[WORK TO COMPLETE]: All lines containing the string "primary" must be copied from the entries.

[LISTED ENTRIES]:
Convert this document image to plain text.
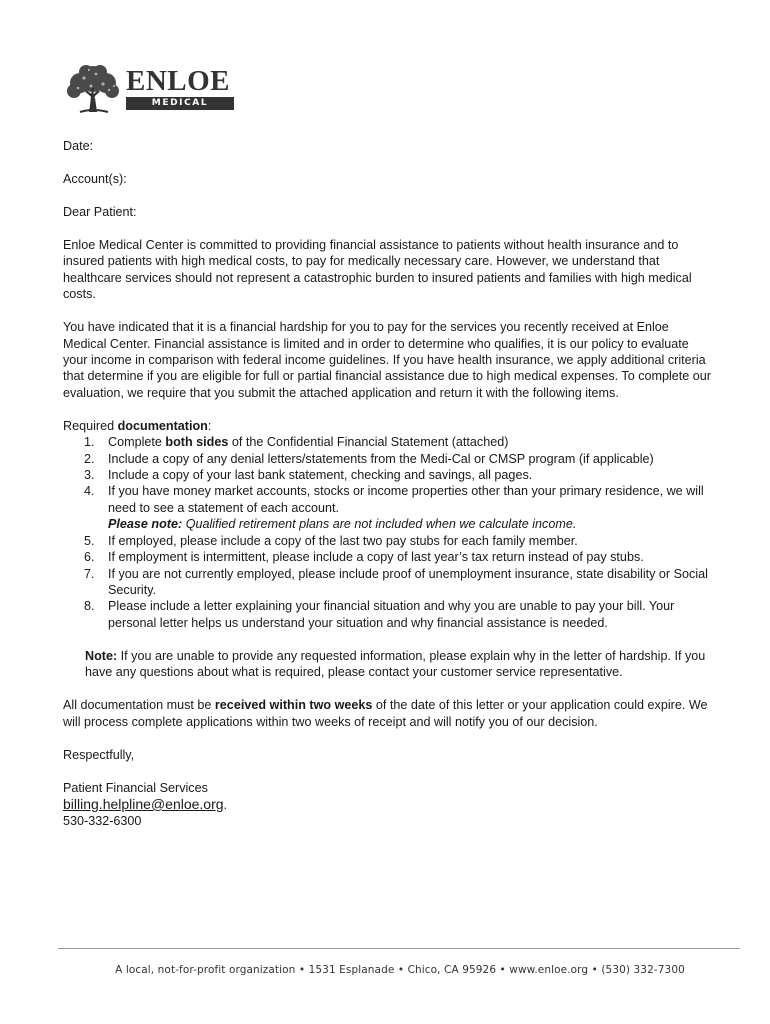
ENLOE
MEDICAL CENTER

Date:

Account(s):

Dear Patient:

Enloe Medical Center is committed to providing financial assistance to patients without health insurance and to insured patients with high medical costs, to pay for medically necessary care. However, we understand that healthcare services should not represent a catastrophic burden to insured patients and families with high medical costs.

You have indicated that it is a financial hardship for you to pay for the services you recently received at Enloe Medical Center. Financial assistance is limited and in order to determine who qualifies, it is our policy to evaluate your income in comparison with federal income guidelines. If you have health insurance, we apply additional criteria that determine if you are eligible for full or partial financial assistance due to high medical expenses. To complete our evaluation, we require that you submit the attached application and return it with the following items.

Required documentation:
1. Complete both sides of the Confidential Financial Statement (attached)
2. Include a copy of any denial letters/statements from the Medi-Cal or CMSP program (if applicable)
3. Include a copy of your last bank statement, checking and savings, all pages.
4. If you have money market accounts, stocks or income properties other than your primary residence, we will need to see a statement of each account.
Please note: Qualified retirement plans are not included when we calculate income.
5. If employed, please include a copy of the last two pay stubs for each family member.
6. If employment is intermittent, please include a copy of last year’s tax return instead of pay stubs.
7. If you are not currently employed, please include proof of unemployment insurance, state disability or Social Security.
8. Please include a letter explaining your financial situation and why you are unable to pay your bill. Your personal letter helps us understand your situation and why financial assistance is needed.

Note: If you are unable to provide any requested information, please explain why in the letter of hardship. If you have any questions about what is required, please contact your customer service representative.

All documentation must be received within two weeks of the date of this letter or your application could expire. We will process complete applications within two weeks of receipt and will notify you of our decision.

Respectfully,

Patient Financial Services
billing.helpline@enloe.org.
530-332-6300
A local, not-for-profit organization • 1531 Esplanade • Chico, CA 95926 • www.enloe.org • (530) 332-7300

==

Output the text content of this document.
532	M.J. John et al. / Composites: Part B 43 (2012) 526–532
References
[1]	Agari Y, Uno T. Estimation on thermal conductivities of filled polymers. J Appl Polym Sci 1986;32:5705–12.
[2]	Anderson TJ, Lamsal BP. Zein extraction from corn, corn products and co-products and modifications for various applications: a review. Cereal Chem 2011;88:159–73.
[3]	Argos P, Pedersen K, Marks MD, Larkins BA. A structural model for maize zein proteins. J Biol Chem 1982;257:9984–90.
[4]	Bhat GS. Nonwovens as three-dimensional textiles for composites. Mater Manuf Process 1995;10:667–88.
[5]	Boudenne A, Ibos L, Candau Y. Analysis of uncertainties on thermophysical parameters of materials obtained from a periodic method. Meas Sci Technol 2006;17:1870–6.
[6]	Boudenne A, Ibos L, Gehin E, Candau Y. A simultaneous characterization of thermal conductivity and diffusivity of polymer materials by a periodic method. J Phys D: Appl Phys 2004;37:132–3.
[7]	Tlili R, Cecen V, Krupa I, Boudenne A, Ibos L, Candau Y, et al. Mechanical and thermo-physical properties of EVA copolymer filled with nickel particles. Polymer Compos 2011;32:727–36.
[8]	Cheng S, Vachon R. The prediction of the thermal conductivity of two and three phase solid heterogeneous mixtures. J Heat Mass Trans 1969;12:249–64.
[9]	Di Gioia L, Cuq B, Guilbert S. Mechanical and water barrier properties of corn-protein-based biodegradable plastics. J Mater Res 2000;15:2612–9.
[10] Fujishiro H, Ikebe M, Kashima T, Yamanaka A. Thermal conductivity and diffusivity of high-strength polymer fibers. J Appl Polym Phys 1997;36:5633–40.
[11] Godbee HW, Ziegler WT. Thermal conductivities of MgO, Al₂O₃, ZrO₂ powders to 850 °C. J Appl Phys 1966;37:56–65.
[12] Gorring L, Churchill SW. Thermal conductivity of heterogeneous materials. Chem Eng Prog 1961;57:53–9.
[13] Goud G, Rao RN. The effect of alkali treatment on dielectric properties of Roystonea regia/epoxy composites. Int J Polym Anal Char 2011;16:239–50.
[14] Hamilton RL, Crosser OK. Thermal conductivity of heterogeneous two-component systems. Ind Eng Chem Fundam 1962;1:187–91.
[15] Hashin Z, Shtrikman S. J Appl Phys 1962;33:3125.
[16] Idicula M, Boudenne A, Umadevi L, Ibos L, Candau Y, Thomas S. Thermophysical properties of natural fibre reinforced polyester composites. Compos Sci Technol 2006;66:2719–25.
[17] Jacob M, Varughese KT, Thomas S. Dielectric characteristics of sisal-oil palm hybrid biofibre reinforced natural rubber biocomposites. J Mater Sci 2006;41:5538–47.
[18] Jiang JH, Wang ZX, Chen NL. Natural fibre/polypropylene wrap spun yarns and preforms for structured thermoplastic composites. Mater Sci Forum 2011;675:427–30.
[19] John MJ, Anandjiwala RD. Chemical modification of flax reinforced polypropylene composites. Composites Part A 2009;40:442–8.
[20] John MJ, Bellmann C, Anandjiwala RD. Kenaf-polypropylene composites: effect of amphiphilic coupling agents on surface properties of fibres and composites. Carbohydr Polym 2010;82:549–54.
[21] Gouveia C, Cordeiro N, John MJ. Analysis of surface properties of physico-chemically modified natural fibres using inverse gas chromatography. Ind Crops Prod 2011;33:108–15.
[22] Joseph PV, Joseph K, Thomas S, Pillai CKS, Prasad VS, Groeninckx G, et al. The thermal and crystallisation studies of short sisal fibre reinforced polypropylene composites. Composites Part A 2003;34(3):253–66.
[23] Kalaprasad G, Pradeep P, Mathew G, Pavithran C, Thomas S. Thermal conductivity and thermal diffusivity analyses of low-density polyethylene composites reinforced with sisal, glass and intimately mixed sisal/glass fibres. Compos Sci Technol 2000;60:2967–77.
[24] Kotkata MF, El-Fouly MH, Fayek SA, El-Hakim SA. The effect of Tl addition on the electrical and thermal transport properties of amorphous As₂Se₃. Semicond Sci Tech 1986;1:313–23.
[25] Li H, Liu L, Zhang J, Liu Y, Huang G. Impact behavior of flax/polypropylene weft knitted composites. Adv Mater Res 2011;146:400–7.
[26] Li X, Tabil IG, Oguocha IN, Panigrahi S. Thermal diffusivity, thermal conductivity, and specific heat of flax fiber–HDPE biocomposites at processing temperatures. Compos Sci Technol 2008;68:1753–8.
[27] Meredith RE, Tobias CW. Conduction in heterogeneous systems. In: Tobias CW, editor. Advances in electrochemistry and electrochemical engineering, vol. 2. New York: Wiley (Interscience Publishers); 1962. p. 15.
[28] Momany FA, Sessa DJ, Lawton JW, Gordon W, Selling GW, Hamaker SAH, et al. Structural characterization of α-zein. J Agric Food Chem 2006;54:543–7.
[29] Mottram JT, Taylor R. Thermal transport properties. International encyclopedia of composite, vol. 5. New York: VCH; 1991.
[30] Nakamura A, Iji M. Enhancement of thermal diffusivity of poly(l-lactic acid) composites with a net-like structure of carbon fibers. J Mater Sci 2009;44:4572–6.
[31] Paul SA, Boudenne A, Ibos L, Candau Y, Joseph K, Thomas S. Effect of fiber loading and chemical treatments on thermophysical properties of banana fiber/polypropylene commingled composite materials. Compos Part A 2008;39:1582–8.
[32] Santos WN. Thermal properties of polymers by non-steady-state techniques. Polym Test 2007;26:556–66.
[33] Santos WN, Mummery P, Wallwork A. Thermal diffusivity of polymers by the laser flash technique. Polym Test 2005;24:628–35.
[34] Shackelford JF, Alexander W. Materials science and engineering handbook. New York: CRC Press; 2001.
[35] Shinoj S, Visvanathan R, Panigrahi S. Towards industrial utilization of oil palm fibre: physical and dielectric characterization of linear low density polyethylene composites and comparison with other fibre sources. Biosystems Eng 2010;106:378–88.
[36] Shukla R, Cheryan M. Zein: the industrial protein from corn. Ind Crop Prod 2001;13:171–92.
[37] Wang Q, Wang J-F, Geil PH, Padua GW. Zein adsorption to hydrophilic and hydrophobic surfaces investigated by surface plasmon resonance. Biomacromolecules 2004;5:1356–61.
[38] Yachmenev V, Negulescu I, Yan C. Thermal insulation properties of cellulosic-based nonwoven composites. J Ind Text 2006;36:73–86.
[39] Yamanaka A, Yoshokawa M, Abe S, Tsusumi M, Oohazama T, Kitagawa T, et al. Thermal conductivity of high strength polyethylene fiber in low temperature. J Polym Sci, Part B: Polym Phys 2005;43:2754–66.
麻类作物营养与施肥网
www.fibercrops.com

* * *

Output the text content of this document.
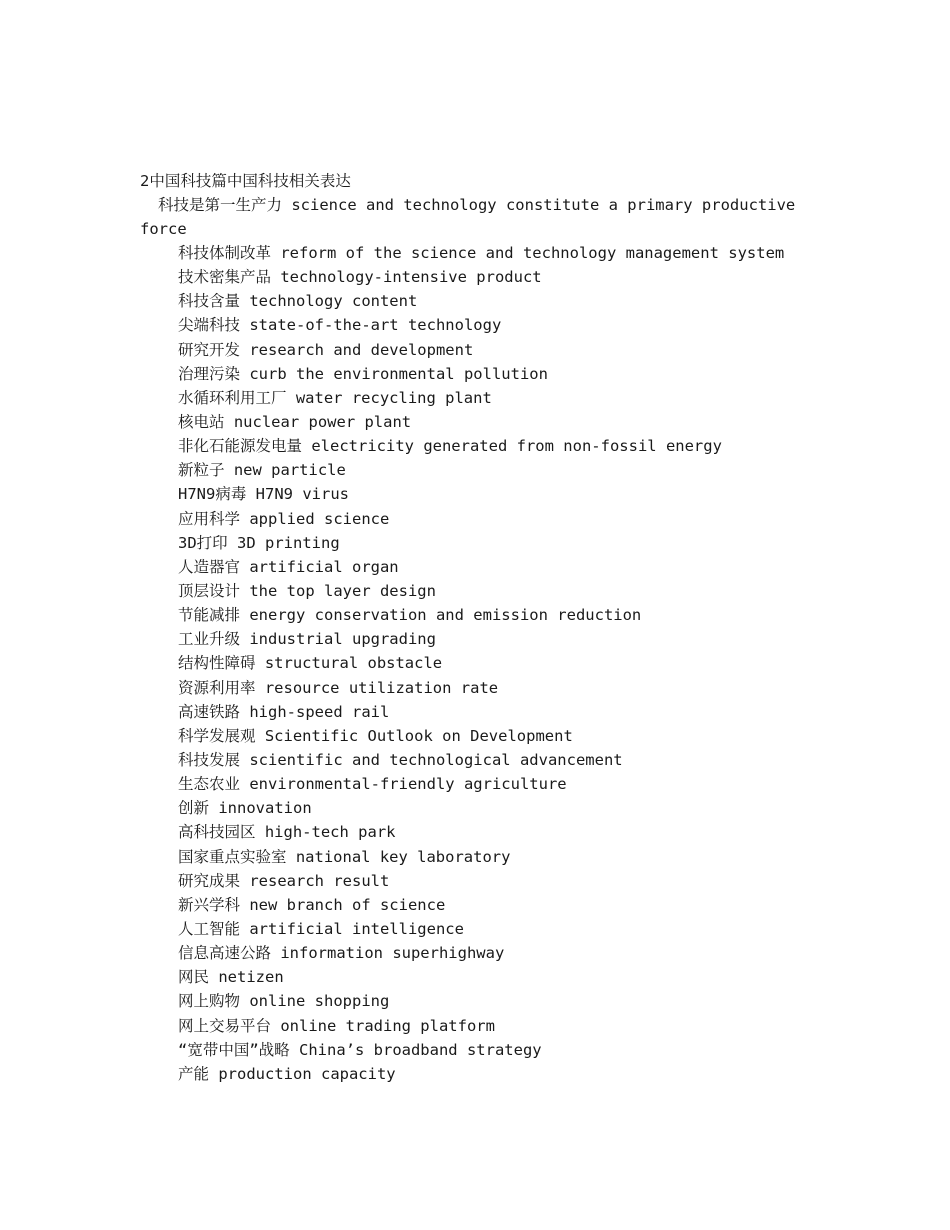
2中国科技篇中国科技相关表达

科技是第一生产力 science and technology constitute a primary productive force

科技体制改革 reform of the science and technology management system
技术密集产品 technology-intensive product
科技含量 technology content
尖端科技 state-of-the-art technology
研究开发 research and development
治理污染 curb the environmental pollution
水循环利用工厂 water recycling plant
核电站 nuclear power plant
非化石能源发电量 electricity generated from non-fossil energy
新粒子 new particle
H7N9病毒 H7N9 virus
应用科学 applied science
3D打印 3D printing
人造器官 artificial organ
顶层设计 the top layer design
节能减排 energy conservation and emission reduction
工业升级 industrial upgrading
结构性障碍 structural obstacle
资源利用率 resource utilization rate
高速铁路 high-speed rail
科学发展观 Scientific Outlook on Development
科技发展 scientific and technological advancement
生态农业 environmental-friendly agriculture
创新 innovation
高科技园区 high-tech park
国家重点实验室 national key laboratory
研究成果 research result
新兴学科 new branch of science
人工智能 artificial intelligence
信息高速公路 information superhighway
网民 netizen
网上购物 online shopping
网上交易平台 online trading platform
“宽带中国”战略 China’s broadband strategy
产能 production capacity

[THE COMPLETED TASK]:
4. If you have money market accounts, stocks or income properties other than your primary residence, we will need to see a statement of each account.
科技是第一生产力 science and technology constitute a primary productive force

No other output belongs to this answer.